What is asked:
Pull out every line with the word "náročnost".

Material for the task:
<<<<

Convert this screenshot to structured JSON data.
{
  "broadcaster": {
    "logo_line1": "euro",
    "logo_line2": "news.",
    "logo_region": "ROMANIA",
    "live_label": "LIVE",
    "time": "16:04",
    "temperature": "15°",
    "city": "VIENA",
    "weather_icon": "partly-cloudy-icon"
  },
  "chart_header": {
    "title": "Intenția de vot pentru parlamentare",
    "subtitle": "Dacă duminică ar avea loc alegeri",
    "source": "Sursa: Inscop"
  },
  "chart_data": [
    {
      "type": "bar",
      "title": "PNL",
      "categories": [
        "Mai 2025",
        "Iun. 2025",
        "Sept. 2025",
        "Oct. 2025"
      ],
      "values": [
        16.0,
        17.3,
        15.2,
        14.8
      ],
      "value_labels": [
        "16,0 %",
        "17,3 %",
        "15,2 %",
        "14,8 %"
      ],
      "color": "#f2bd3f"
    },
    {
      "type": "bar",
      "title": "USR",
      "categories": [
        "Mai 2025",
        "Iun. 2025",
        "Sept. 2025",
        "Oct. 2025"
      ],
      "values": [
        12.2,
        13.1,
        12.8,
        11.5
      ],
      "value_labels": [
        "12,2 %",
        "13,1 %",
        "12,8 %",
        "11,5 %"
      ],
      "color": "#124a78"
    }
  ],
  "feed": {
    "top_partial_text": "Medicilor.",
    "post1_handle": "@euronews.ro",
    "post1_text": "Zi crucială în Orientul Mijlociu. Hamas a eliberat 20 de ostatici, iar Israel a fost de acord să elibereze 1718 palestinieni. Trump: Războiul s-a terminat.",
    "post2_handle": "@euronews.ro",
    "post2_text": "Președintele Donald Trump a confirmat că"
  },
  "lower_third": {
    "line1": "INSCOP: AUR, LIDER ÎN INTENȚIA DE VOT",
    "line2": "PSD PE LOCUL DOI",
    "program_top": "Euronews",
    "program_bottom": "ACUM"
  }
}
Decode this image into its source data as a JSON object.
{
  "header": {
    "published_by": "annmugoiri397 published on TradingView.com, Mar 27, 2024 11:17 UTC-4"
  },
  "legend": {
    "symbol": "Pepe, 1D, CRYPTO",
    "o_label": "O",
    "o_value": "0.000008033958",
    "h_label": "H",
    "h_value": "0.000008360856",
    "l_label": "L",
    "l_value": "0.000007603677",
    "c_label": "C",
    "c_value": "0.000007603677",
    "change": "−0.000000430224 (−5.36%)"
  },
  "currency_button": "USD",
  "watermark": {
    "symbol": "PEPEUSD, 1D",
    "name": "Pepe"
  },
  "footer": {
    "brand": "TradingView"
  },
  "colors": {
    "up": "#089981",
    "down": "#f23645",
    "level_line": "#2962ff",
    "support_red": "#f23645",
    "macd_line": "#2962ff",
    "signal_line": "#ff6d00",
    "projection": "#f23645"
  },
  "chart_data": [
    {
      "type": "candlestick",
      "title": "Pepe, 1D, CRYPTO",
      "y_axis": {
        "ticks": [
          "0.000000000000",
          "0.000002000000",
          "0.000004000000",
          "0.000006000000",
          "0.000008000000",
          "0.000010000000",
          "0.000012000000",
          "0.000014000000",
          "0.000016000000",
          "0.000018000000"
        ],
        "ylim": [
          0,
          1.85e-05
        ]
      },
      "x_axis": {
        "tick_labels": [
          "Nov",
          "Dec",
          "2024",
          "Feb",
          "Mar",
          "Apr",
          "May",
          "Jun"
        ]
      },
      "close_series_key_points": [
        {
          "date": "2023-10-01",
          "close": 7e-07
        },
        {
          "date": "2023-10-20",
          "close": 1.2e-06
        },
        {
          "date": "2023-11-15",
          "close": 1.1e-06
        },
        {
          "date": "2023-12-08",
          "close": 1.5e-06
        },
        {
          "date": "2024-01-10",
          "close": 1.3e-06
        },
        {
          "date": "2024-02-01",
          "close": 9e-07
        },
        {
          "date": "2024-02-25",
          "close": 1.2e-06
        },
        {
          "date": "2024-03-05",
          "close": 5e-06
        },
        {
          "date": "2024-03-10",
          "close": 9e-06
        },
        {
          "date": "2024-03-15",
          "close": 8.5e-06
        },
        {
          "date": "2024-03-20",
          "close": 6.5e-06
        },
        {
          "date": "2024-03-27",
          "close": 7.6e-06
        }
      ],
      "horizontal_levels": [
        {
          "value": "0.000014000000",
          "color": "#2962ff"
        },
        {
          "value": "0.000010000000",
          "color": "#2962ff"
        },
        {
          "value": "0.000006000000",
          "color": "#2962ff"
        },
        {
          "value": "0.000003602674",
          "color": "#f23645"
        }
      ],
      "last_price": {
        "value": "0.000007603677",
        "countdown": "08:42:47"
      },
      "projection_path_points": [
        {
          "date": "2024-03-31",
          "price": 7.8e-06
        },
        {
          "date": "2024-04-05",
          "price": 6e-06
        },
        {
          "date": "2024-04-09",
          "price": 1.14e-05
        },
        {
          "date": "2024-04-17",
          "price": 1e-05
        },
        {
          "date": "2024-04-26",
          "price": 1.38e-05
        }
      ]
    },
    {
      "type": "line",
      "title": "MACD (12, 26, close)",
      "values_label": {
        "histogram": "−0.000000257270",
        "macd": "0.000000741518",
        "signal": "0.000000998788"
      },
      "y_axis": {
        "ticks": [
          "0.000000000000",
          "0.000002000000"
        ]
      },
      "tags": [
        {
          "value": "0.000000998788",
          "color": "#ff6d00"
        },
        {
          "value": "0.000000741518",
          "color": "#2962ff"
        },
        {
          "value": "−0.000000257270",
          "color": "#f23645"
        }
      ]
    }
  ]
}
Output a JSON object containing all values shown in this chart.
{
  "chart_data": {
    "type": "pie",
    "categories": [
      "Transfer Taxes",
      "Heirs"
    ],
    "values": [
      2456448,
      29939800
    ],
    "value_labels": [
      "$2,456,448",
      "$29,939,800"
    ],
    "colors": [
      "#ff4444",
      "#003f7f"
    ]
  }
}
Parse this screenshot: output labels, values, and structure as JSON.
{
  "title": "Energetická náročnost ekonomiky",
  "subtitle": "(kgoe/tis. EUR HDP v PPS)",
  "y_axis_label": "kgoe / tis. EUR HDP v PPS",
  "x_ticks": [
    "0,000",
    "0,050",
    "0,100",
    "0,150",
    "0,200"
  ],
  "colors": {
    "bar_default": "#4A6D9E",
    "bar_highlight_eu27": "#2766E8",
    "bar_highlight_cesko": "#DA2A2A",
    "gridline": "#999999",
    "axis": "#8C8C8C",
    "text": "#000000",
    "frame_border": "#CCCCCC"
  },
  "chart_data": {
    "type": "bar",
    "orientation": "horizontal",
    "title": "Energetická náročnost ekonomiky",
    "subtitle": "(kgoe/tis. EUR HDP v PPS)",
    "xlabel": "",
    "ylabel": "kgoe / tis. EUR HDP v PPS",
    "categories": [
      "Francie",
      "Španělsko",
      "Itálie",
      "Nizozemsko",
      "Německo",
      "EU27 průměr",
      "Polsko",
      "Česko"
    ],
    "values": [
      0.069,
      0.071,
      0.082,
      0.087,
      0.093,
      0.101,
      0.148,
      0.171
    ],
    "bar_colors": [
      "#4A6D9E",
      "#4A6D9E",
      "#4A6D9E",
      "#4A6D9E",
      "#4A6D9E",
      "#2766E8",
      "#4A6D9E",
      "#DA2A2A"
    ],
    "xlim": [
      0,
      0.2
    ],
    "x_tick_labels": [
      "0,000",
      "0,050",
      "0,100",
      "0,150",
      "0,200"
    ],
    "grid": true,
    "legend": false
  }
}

>>>>

Final result:
  "title": "Energetická náročnost ekonomiky",
    "title": "Energetická náročnost ekonomiky",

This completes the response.